*Directions for this task*
Find the string "gain" in the entries and copy each line that has it.

Stored records
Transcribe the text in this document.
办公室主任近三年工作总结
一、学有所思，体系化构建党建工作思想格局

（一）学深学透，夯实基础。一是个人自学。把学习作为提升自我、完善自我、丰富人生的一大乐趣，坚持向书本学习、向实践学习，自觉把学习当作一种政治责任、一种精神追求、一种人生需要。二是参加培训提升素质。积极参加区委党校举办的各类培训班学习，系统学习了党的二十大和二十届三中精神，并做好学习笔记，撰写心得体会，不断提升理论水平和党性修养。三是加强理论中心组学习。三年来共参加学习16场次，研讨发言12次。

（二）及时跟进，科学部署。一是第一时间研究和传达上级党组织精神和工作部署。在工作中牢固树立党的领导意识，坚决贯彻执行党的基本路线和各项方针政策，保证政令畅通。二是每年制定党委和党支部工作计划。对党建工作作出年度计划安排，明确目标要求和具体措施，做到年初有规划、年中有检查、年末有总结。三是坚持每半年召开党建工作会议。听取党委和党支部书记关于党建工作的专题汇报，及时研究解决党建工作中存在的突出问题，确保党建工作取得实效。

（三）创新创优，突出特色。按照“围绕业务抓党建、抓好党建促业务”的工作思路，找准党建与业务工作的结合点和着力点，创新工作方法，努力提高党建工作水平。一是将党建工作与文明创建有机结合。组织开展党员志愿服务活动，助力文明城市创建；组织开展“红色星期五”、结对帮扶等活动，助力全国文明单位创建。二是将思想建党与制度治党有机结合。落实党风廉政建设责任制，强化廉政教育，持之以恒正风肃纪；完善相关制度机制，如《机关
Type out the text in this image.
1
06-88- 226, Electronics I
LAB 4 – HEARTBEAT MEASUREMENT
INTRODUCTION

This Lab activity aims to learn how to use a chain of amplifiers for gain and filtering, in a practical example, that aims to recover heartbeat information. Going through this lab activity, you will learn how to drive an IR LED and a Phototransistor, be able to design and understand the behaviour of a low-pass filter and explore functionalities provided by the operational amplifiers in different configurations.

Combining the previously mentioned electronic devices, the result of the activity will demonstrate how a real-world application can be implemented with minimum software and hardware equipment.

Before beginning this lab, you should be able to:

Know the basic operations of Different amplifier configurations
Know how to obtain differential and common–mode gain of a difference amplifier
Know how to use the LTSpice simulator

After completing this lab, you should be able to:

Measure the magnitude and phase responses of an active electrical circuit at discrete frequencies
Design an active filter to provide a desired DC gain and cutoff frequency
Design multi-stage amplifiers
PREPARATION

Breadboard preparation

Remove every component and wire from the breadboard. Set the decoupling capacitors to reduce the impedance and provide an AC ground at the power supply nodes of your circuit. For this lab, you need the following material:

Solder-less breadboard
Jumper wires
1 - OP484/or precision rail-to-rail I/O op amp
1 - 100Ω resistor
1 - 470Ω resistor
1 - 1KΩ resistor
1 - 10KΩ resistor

---

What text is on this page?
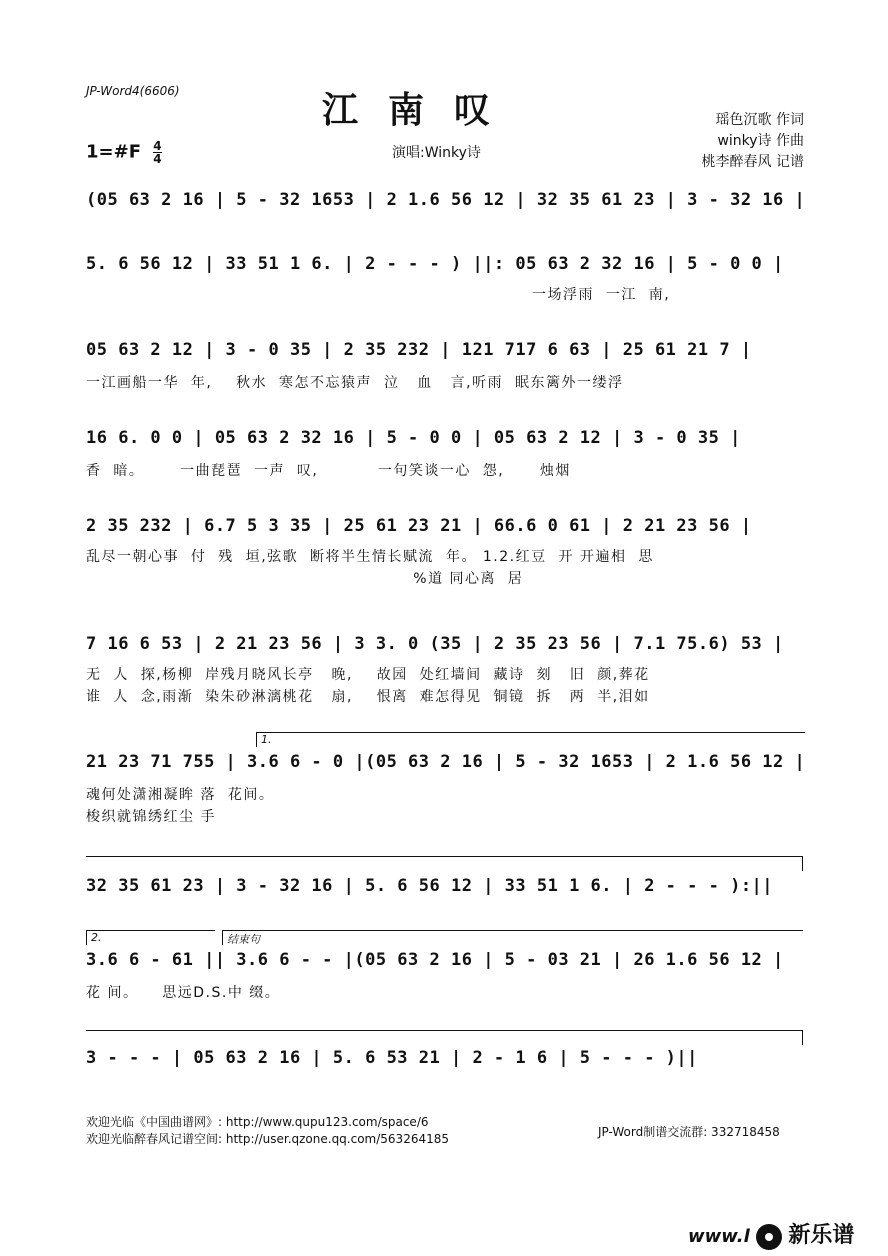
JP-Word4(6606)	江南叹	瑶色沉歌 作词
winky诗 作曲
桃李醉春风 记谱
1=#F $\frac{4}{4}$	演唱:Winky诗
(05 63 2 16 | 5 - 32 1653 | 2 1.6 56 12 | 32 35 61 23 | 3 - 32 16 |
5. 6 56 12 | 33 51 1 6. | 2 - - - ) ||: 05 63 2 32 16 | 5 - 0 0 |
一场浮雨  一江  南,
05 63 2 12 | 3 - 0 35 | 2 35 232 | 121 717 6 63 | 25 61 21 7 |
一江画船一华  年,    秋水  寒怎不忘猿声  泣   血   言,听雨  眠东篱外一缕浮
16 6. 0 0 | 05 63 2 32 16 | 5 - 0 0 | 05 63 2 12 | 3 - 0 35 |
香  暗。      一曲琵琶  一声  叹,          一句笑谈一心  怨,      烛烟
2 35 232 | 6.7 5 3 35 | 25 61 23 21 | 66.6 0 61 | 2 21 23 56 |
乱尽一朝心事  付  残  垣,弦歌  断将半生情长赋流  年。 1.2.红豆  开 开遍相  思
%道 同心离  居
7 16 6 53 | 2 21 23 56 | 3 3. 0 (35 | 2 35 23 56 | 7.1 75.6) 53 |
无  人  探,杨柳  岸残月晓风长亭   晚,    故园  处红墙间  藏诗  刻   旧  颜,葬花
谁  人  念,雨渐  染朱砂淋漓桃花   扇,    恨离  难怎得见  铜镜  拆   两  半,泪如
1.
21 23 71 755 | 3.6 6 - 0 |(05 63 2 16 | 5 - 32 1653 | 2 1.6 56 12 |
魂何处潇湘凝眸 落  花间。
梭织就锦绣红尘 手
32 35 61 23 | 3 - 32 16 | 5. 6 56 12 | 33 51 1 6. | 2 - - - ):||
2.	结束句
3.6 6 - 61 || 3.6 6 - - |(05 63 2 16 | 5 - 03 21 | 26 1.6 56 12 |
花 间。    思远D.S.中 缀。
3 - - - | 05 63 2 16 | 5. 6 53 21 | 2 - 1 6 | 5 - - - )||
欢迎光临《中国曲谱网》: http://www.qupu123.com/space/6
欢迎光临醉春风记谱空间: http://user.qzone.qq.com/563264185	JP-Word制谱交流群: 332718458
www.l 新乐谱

*Problem solution*
This Lab activity aims to learn how to use a chain of amplifiers for gain and filtering, in a practical example, that aims to recover heartbeat information. Going through this lab activity, you will learn how to drive an IR LED and a Phototransistor, be able to design and understand the behaviour of a low-pass filter and explore functionalities provided by the operational amplifiers in different configurations.
Know how to obtain differential and common–mode gain of a difference amplifier
Design an active filter to provide a desired DC gain and cutoff frequency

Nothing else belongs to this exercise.